● **Objective**: Extract, from the records beneath this instruction, each line that contains the word "text".

● **Collected data entries**:
+ + + + +

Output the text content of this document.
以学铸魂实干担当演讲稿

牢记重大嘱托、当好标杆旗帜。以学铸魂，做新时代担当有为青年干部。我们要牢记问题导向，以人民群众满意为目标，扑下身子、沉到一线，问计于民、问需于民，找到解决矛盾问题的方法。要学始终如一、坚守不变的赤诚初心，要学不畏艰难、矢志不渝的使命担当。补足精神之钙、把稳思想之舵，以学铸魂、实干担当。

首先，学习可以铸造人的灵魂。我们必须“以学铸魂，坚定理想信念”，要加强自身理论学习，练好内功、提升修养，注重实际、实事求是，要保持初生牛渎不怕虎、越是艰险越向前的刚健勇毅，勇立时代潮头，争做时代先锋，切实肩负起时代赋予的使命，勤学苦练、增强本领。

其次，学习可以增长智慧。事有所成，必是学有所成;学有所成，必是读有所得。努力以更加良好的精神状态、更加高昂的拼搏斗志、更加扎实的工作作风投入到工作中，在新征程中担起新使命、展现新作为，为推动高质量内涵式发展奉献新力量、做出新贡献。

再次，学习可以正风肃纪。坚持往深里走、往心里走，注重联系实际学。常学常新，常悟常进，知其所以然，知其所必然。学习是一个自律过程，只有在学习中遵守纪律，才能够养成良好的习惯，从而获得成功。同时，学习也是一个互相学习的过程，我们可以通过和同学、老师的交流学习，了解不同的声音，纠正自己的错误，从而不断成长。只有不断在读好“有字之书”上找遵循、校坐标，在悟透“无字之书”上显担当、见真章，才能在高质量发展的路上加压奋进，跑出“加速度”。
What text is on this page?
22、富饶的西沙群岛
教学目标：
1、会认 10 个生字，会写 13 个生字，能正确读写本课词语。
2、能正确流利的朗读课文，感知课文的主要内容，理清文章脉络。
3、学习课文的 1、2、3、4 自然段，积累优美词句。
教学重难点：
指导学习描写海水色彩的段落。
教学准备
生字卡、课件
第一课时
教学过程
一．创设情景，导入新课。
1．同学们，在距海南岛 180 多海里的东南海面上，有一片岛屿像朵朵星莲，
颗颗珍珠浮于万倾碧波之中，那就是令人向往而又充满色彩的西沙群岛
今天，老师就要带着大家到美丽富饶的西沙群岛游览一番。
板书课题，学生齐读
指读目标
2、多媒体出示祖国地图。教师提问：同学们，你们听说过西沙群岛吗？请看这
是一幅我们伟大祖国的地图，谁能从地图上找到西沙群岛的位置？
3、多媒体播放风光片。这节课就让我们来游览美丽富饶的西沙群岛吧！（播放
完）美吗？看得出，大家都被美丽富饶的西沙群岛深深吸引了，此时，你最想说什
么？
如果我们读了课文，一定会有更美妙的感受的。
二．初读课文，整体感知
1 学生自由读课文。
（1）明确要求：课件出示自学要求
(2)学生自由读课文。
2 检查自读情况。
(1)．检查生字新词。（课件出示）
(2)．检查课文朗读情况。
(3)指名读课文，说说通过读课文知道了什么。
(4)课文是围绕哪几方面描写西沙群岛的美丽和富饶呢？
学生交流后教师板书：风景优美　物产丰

+ + + + +

● **Correct output**:
Output the text content of this document.
What text is on this page?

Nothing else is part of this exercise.